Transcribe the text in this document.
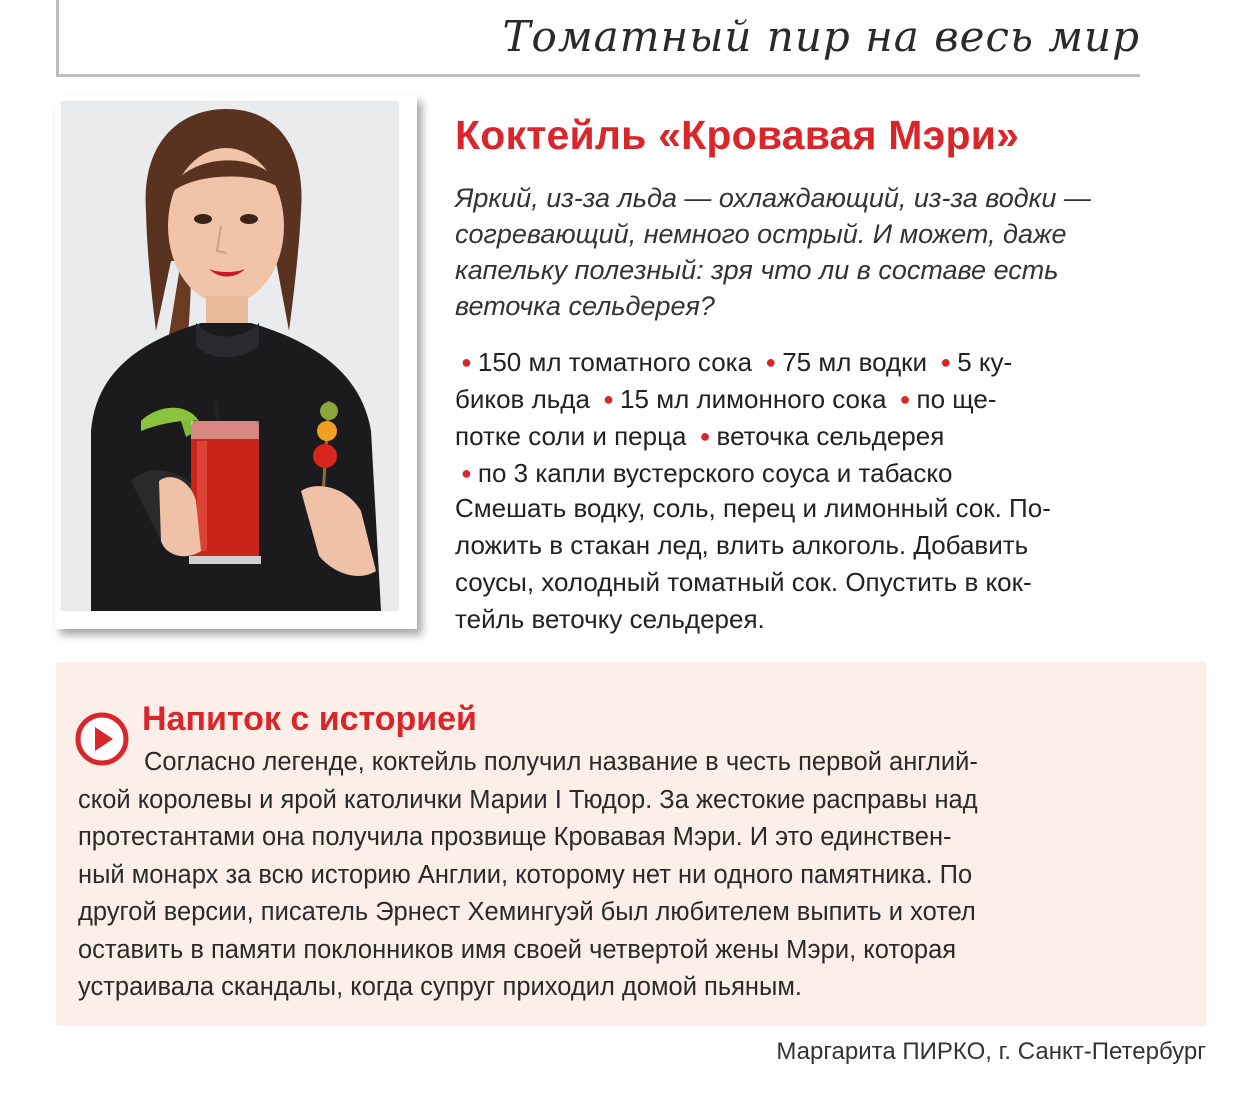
Томатный пир на весь мир
Коктейль «Кровавая Мэри»
Яркий, из-за льда — охлаждающий, из-за водки —
согревающий, немного острый. И может, даже
капельку полезный: зря что ли в составе есть
веточка сельдерея?
● 150 мл томатного сока ● 75 мл водки ● 5 ку-
биков льда ● 15 мл лимонного сока ● по ще-
потке соли и перца ● веточка сельдерея
● по 3 капли вустерского соуса и табаско
Смешать водку, соль, перец и лимонный сок. По-
ложить в стакан лед, влить алкоголь. Добавить
соусы, холодный томатный сок. Опустить в кок-
тейль веточку сельдерея.
Напиток с историей
Согласно легенде, коктейль получил название в честь первой англий-
ской королевы и ярой католички Марии I Тюдор. За жестокие расправы над
протестантами она получила прозвище Кровавая Мэри. И это единствен-
ный монарх за всю историю Англии, которому нет ни одного памятника. По
другой версии, писатель Эрнест Хемингуэй был любителем выпить и хотел
оставить в памяти поклонников имя своей четвертой жены Мэри, которая
устраивала скандалы, когда супруг приходил домой пьяным.
Маргарита ПИРКО, г. Санкт-Петербург
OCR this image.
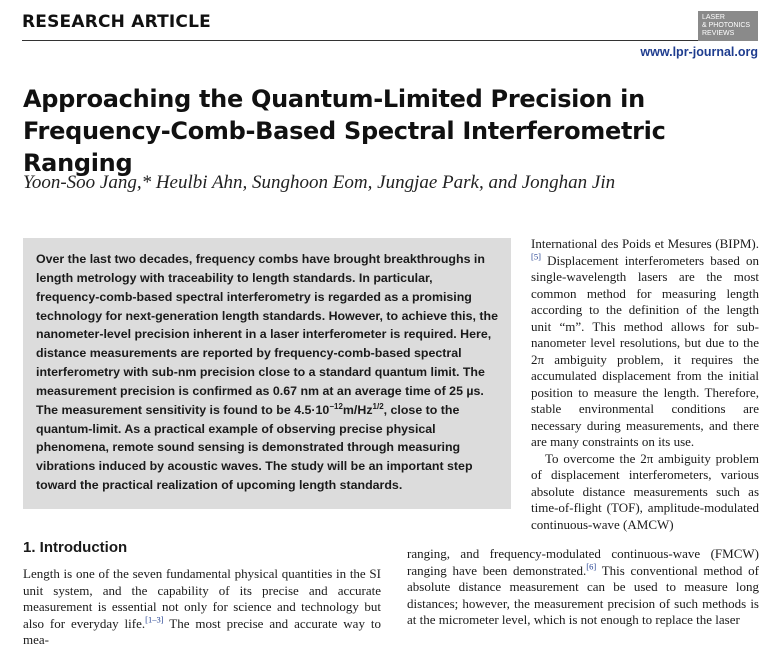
RESEARCH ARTICLE	LASER
& PHOTONICS
REVIEWS
www.lpr-journal.org
Approaching the Quantum-Limited Precision in Frequency-Comb-Based Spectral Interferometric Ranging
Yoon-Soo Jang,* Heulbi Ahn, Sunghoon Eom, Jungjae Park, and Jonghan Jin

Over the last two decades, frequency combs have brought breakthroughs in length metrology with traceability to length standards. In particular, frequency-comb-based spectral interferometry is regarded as a promising technology for next-generation length standards. However, to achieve this, the nanometer-level precision inherent in a laser interferometer is required. Here, distance measurements are reported by frequency-comb-based spectral interferometry with sub-nm precision close to a standard quantum limit. The measurement precision is confirmed as 0.67 nm at an average time of 25 µs. The measurement sensitivity is found to be $4.5\cdot 10^{-12}m/Hz^{1/2}$, close to the quantum-limit. As a practical example of observing precise physical phenomena, remote sound sensing is demonstrated through measuring vibrations induced by acoustic waves. The study will be an important step toward the practical realization of upcoming length standards.

International des Poids et Mesures (BIPM).[5] Displacement interferometers based on single-wavelength lasers are the most common method for measuring length according to the definition of the length unit “m”. This method allows for sub-nanometer level resolutions, but due to the 2π ambiguity problem, it requires the accumulated displacement from the initial position to measure the length. Therefore, stable environmental conditions are necessary during measurements, and there are many constraints on its use.

To overcome the 2π ambiguity problem of displacement interferometers, various absolute distance measurements such as time-of-flight (TOF), amplitude-modulated continuous-wave (AMCW)

1. Introduction

Length is one of the seven fundamental physical quantities in the SI unit system, and the capability of its precise and accurate measurement is essential not only for science and technology but also for everyday life.[1–3] The most precise and accurate way to mea-

ranging, and frequency-modulated continuous-wave (FMCW) ranging have been demonstrated.[6] This conventional method of absolute distance measurement can be used to measure long distances; however, the measurement precision of such methods is at the micrometer level, which is not enough to replace the laser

---+---

-- WHAT IS REQUIRED --
Images should not appear in the copy; retype the listing above exactly.

-- EXERCISE RESULT --
Transcribe the text in this document.
Томатный пир на весь мир
Коктейль «Кровавая Мэри»
Яркий, из-за льда — охлаждающий, из-за водки —
согревающий, немного острый. И может, даже
капельку полезный: зря что ли в составе есть
веточка сельдерея?
● 150 мл томатного сока ● 75 мл водки ● 5 ку-
биков льда ● 15 мл лимонного сока ● по ще-
потке соли и перца ● веточка сельдерея
● по 3 капли вустерского соуса и табаско
Смешать водку, соль, перец и лимонный сок. По-
ложить в стакан лед, влить алкоголь. Добавить
соусы, холодный томатный сок. Опустить в кок-
тейль веточку сельдерея.
Напиток с историей
Согласно легенде, коктейль получил название в честь первой англий-
ской королевы и ярой католички Марии I Тюдор. За жестокие расправы над
протестантами она получила прозвище Кровавая Мэри. И это единствен-
ный монарх за всю историю Англии, которому нет ни одного памятника. По
другой версии, писатель Эрнест Хемингуэй был любителем выпить и хотел
оставить в памяти поклонников имя своей четвертой жены Мэри, которая
устраивала скандалы, когда супруг приходил домой пьяным.
Маргарита ПИРКО, г. Санкт-Петербург
OCR this image.
RESEARCH ARTICLE	LASER
& PHOTONICS
REVIEWS
www.lpr-journal.org
Approaching the Quantum-Limited Precision in Frequency-Comb-Based Spectral Interferometric Ranging
Yoon-Soo Jang,* Heulbi Ahn, Sunghoon Eom, Jungjae Park, and Jonghan Jin

Over the last two decades, frequency combs have brought breakthroughs in length metrology with traceability to length standards. In particular, frequency-comb-based spectral interferometry is regarded as a promising technology for next-generation length standards. However, to achieve this, the nanometer-level precision inherent in a laser interferometer is required. Here, distance measurements are reported by frequency-comb-based spectral interferometry with sub-nm precision close to a standard quantum limit. The measurement precision is confirmed as 0.67 nm at an average time of 25 µs. The measurement sensitivity is found to be $4.5\cdot 10^{-12}m/Hz^{1/2}$, close to the quantum-limit. As a practical example of observing precise physical phenomena, remote sound sensing is demonstrated through measuring vibrations induced by acoustic waves. The study will be an important step toward the practical realization of upcoming length standards.

International des Poids et Mesures (BIPM).[5] Displacement interferometers based on single-wavelength lasers are the most common method for measuring length according to the definition of the length unit “m”. This method allows for sub-nanometer level resolutions, but due to the 2π ambiguity problem, it requires the accumulated displacement from the initial position to measure the length. Therefore, stable environmental conditions are necessary during measurements, and there are many constraints on its use.

To overcome the 2π ambiguity problem of displacement interferometers, various absolute distance measurements such as time-of-flight (TOF), amplitude-modulated continuous-wave (AMCW)

1. Introduction

Length is one of the seven fundamental physical quantities in the SI unit system, and the capability of its precise and accurate measurement is essential not only for science and technology but also for everyday life.[1–3] The most precise and accurate way to mea-

ranging, and frequency-modulated continuous-wave (FMCW) ranging have been demonstrated.[6] This conventional method of absolute distance measurement can be used to measure long distances; however, the measurement precision of such methods is at the micrometer level, which is not enough to replace the laser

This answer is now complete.